> THE EXERCISE
Output the entries verbatim, including every line.

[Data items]
START

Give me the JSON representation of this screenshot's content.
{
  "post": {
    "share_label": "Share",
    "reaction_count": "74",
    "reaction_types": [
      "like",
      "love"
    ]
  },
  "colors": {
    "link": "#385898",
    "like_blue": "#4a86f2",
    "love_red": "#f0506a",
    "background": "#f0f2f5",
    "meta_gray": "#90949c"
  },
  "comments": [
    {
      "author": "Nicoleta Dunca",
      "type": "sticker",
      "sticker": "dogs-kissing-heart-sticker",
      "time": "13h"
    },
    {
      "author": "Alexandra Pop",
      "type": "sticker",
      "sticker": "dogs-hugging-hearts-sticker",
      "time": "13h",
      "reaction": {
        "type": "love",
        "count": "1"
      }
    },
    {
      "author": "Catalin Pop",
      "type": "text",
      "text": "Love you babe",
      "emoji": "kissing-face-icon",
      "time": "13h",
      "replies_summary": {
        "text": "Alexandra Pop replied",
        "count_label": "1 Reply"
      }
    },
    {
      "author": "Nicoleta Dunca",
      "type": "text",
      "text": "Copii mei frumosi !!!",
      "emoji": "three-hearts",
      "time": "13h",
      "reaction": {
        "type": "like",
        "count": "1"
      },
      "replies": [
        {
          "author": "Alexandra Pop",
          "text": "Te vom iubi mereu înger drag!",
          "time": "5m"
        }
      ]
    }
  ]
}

END

> OUTPUT OF THE EXERCISE
Give me the JSON representation of this screenshot's content.
{
  "post": {
    "share_label": "Share",
    "reaction_count": "74",
    "reaction_types": [
      "like",
      "love"
    ]
  },
  "colors": {
    "link": "#385898",
    "like_blue": "#4a86f2",
    "love_red": "#f0506a",
    "background": "#f0f2f5",
    "meta_gray": "#90949c"
  },
  "comments": [
    {
      "author": "Nicoleta Dunca",
      "type": "sticker",
      "sticker": "dogs-kissing-heart-sticker",
      "time": "13h"
    },
    {
      "author": "Alexandra Pop",
      "type": "sticker",
      "sticker": "dogs-hugging-hearts-sticker",
      "time": "13h",
      "reaction": {
        "type": "love",
        "count": "1"
      }
    },
    {
      "author": "Catalin Pop",
      "type": "text",
      "text": "Love you babe",
      "emoji": "kissing-face-icon",
      "time": "13h",
      "replies_summary": {
        "text": "Alexandra Pop replied",
        "count_label": "1 Reply"
      }
    },
    {
      "author": "Nicoleta Dunca",
      "type": "text",
      "text": "Copii mei frumosi !!!",
      "emoji": "three-hearts",
      "time": "13h",
      "reaction": {
        "type": "like",
        "count": "1"
      },
      "replies": [
        {
          "author": "Alexandra Pop",
          "text": "Te vom iubi mereu înger drag!",
          "time": "5m"
        }
      ]
    }
  ]
}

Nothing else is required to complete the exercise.